───── SUPPLIED MATERIAL ─────

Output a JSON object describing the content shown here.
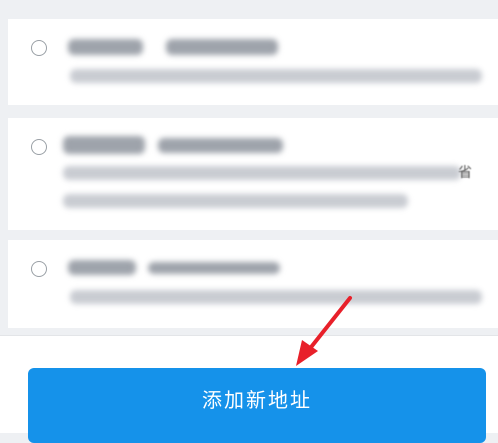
{
  "addresses": [
    {
      "selected": false,
      "content": "redacted"
    },
    {
      "selected": false,
      "content": "redacted",
      "edge_text": "省"
    },
    {
      "selected": false,
      "content": "redacted"
    }
  ],
  "bottom": {
    "add_button_label": "添加新地址"
  },
  "colors": {
    "button": "#1592ea",
    "arrow": "#e8202a",
    "background": "#eef0f3"
  }
}
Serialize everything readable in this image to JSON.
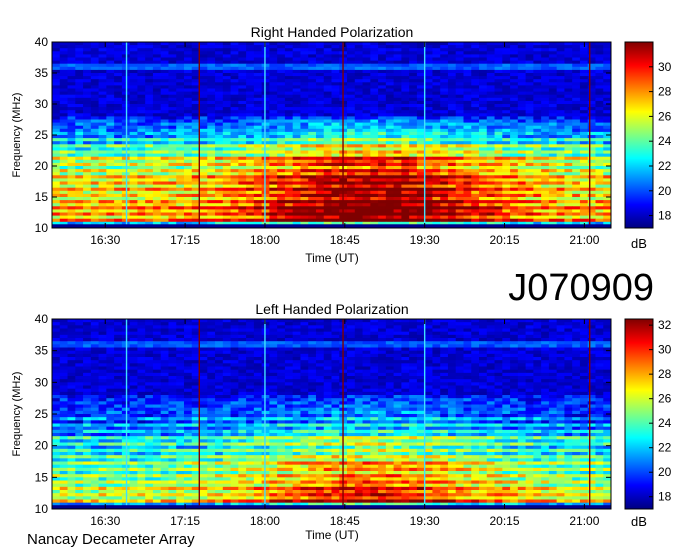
{
  "observation_id": "J070909",
  "footer": "Nancay Decameter Array",
  "colors": {
    "colormap": [
      "#00007f",
      "#0000ff",
      "#0080ff",
      "#00ffff",
      "#80ff80",
      "#ffff00",
      "#ff8000",
      "#ff0000",
      "#7f0000"
    ]
  },
  "chart_data": [
    {
      "type": "heatmap",
      "title": "Right Handed Polarization",
      "xlabel": "Time (UT)",
      "ylabel": "Frequency (MHz)",
      "x_ticks": [
        "16:30",
        "17:15",
        "18:00",
        "18:45",
        "19:30",
        "20:15",
        "21:00"
      ],
      "y_ticks": [
        10,
        15,
        20,
        25,
        30,
        35,
        40
      ],
      "ylim": [
        10,
        40
      ],
      "xlim_minutes_utc": [
        960,
        1275
      ],
      "x_tick_minutes": [
        990,
        1035,
        1080,
        1125,
        1170,
        1215,
        1260
      ],
      "colorbar": {
        "label": "dB",
        "min": 17,
        "max": 32,
        "ticks": [
          18,
          20,
          22,
          24,
          26,
          28,
          30
        ]
      },
      "emission_profile_db": [
        {
          "freq": 10.5,
          "db": 18
        },
        {
          "freq": 11,
          "db": 31
        },
        {
          "freq": 12,
          "db": 30
        },
        {
          "freq": 13,
          "db": 31
        },
        {
          "freq": 14,
          "db": 30
        },
        {
          "freq": 15,
          "db": 29
        },
        {
          "freq": 16,
          "db": 30
        },
        {
          "freq": 17,
          "db": 29
        },
        {
          "freq": 18,
          "db": 30
        },
        {
          "freq": 19,
          "db": 28
        },
        {
          "freq": 20,
          "db": 27
        },
        {
          "freq": 21,
          "db": 29
        },
        {
          "freq": 22,
          "db": 25
        },
        {
          "freq": 23,
          "db": 26
        },
        {
          "freq": 24,
          "db": 23
        },
        {
          "freq": 25,
          "db": 23
        },
        {
          "freq": 26,
          "db": 21
        },
        {
          "freq": 27,
          "db": 21
        },
        {
          "freq": 28,
          "db": 19
        },
        {
          "freq": 30,
          "db": 19
        },
        {
          "freq": 33,
          "db": 18
        },
        {
          "freq": 36,
          "db": 20
        },
        {
          "freq": 38,
          "db": 18
        },
        {
          "freq": 40,
          "db": 18
        }
      ],
      "vertical_artifacts_minutes": [
        1002,
        1043,
        1080,
        1124,
        1170,
        1263
      ]
    },
    {
      "type": "heatmap",
      "title": "Left Handed Polarization",
      "xlabel": "Time (UT)",
      "ylabel": "Frequency (MHz)",
      "x_ticks": [
        "16:30",
        "17:15",
        "18:00",
        "18:45",
        "19:30",
        "20:15",
        "21:00"
      ],
      "y_ticks": [
        10,
        15,
        20,
        25,
        30,
        35,
        40
      ],
      "ylim": [
        10,
        40
      ],
      "xlim_minutes_utc": [
        960,
        1275
      ],
      "x_tick_minutes": [
        990,
        1035,
        1080,
        1125,
        1170,
        1215,
        1260
      ],
      "colorbar": {
        "label": "dB",
        "min": 17,
        "max": 32.5,
        "ticks": [
          18,
          20,
          22,
          24,
          26,
          28,
          30,
          32
        ]
      },
      "emission_profile_db": [
        {
          "freq": 10.5,
          "db": 18
        },
        {
          "freq": 11,
          "db": 30
        },
        {
          "freq": 12,
          "db": 28
        },
        {
          "freq": 13,
          "db": 29
        },
        {
          "freq": 14,
          "db": 27
        },
        {
          "freq": 15,
          "db": 27
        },
        {
          "freq": 16,
          "db": 26
        },
        {
          "freq": 17,
          "db": 27
        },
        {
          "freq": 18,
          "db": 25
        },
        {
          "freq": 19,
          "db": 24
        },
        {
          "freq": 20,
          "db": 24
        },
        {
          "freq": 21,
          "db": 25
        },
        {
          "freq": 22,
          "db": 22
        },
        {
          "freq": 23,
          "db": 22
        },
        {
          "freq": 24,
          "db": 21
        },
        {
          "freq": 25,
          "db": 21
        },
        {
          "freq": 26,
          "db": 20
        },
        {
          "freq": 27,
          "db": 20
        },
        {
          "freq": 28,
          "db": 19
        },
        {
          "freq": 30,
          "db": 19
        },
        {
          "freq": 33,
          "db": 18
        },
        {
          "freq": 36,
          "db": 20
        },
        {
          "freq": 38,
          "db": 18
        },
        {
          "freq": 40,
          "db": 18
        }
      ],
      "vertical_artifacts_minutes": [
        1002,
        1043,
        1080,
        1124,
        1170,
        1263
      ]
    }
  ]
}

─────

## JOB:
How many of these lines contain "Handed"? Write only the number.

## TASK RESPONSE:
2